AIM:
Are you able to quote each entry exactly as written?

RECORDS FOR PROCESSING:

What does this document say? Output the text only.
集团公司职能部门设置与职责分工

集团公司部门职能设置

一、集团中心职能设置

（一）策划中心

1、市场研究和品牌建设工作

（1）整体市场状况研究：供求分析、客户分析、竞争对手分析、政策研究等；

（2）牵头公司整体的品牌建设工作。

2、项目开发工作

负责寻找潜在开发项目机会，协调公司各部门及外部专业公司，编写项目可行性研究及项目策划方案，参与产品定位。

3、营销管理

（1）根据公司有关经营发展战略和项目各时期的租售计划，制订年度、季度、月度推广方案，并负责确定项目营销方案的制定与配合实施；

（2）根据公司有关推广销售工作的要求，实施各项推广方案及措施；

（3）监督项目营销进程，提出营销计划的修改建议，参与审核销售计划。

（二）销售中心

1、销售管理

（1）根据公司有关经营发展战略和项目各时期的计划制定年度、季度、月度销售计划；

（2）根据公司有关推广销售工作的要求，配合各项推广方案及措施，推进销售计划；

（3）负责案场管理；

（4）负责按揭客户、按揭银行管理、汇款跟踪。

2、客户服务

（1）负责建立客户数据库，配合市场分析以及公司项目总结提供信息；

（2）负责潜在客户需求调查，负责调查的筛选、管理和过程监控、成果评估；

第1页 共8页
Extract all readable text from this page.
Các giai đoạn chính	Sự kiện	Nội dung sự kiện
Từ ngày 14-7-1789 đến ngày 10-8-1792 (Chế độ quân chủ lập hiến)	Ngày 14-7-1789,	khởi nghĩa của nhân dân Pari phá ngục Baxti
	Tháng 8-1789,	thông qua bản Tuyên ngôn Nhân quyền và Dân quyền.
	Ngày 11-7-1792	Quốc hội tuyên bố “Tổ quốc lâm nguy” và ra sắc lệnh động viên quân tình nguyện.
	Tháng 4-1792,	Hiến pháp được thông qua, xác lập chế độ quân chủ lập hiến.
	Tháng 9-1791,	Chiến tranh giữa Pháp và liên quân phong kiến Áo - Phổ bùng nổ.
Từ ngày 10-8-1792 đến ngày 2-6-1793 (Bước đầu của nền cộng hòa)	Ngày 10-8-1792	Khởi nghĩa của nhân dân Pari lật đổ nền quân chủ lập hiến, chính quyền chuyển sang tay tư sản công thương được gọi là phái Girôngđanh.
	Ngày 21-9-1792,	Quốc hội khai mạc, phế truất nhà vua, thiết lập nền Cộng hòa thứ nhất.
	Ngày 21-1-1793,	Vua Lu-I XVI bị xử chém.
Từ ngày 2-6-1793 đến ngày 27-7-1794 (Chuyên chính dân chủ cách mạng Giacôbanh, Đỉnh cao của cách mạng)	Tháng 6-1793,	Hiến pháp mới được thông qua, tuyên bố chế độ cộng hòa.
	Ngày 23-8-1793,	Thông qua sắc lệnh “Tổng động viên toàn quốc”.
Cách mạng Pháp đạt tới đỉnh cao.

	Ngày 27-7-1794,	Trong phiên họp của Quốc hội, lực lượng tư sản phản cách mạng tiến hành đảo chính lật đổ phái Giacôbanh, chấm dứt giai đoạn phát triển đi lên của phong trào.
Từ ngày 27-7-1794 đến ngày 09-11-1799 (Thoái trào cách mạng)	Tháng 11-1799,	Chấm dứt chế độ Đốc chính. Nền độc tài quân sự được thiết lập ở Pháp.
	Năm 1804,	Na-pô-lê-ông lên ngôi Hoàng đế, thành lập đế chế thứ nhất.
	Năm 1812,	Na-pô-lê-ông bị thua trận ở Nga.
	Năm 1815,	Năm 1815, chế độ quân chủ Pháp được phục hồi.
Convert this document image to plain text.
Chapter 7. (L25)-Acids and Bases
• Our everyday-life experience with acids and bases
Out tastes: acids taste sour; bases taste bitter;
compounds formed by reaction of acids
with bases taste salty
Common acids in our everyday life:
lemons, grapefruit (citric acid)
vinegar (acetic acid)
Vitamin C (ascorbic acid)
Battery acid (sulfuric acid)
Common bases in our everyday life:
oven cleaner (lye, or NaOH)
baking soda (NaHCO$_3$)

ANSWER FOR THIS EXERCISE:
What does this document say? Output the text only.
集团公司职能部门设置与职责分工

集团公司部门职能设置

一、集团中心职能设置

（一）策划中心

1、市场研究和品牌建设工作

（1）整体市场状况研究：供求分析、客户分析、竞争对手分析、政策研究等；

（2）牵头公司整体的品牌建设工作。

2、项目开发工作

负责寻找潜在开发项目机会，协调公司各部门及外部专业公司，编写项目可行性研究及项目策划方案，参与产品定位。

3、营销管理

（1）根据公司有关经营发展战略和项目各时期的租售计划，制订年度、季度、月度推广方案，并负责确定项目营销方案的制定与配合实施；

（2）根据公司有关推广销售工作的要求，实施各项推广方案及措施；

（3）监督项目营销进程，提出营销计划的修改建议，参与审核销售计划。

（二）销售中心

1、销售管理

（1）根据公司有关经营发展战略和项目各时期的计划制定年度、季度、月度销售计划；

（2）根据公司有关推广销售工作的要求，配合各项推广方案及措施，推进销售计划；

（3）负责案场管理；

（4）负责按揭客户、按揭银行管理、汇款跟踪。

2、客户服务

（1）负责建立客户数据库，配合市场分析以及公司项目总结提供信息；

（2）负责潜在客户需求调查，负责调查的筛选、管理和过程监控、成果评估；

第1页 共8页
Extract all readable text from this page.
Các giai đoạn chính	Sự kiện	Nội dung sự kiện
Từ ngày 14-7-1789 đến ngày 10-8-1792 (Chế độ quân chủ lập hiến)	Ngày 14-7-1789,	khởi nghĩa của nhân dân Pari phá ngục Baxti
	Tháng 8-1789,	thông qua bản Tuyên ngôn Nhân quyền và Dân quyền.
	Ngày 11-7-1792	Quốc hội tuyên bố “Tổ quốc lâm nguy” và ra sắc lệnh động viên quân tình nguyện.
	Tháng 4-1792,	Hiến pháp được thông qua, xác lập chế độ quân chủ lập hiến.
	Tháng 9-1791,	Chiến tranh giữa Pháp và liên quân phong kiến Áo - Phổ bùng nổ.
Từ ngày 10-8-1792 đến ngày 2-6-1793 (Bước đầu của nền cộng hòa)	Ngày 10-8-1792	Khởi nghĩa của nhân dân Pari lật đổ nền quân chủ lập hiến, chính quyền chuyển sang tay tư sản công thương được gọi là phái Girôngđanh.
	Ngày 21-9-1792,	Quốc hội khai mạc, phế truất nhà vua, thiết lập nền Cộng hòa thứ nhất.
	Ngày 21-1-1793,	Vua Lu-I XVI bị xử chém.
Từ ngày 2-6-1793 đến ngày 27-7-1794 (Chuyên chính dân chủ cách mạng Giacôbanh, Đỉnh cao của cách mạng)	Tháng 6-1793,	Hiến pháp mới được thông qua, tuyên bố chế độ cộng hòa.
	Ngày 23-8-1793,	Thông qua sắc lệnh “Tổng động viên toàn quốc”.
Cách mạng Pháp đạt tới đỉnh cao.

	Ngày 27-7-1794,	Trong phiên họp của Quốc hội, lực lượng tư sản phản cách mạng tiến hành đảo chính lật đổ phái Giacôbanh, chấm dứt giai đoạn phát triển đi lên của phong trào.
Từ ngày 27-7-1794 đến ngày 09-11-1799 (Thoái trào cách mạng)	Tháng 11-1799,	Chấm dứt chế độ Đốc chính. Nền độc tài quân sự được thiết lập ở Pháp.
	Năm 1804,	Na-pô-lê-ông lên ngôi Hoàng đế, thành lập đế chế thứ nhất.
	Năm 1812,	Na-pô-lê-ông bị thua trận ở Nga.
	Năm 1815,	Năm 1815, chế độ quân chủ Pháp được phục hồi.
Convert this document image to plain text.
Chapter 7. (L25)-Acids and Bases
• Our everyday-life experience with acids and bases
Out tastes: acids taste sour; bases taste bitter;
compounds formed by reaction of acids
with bases taste salty
Common acids in our everyday life:
lemons, grapefruit (citric acid)
vinegar (acetic acid)
Vitamin C (ascorbic acid)
Battery acid (sulfuric acid)
Common bases in our everyday life:
oven cleaner (lye, or NaOH)
baking soda (NaHCO$_3$)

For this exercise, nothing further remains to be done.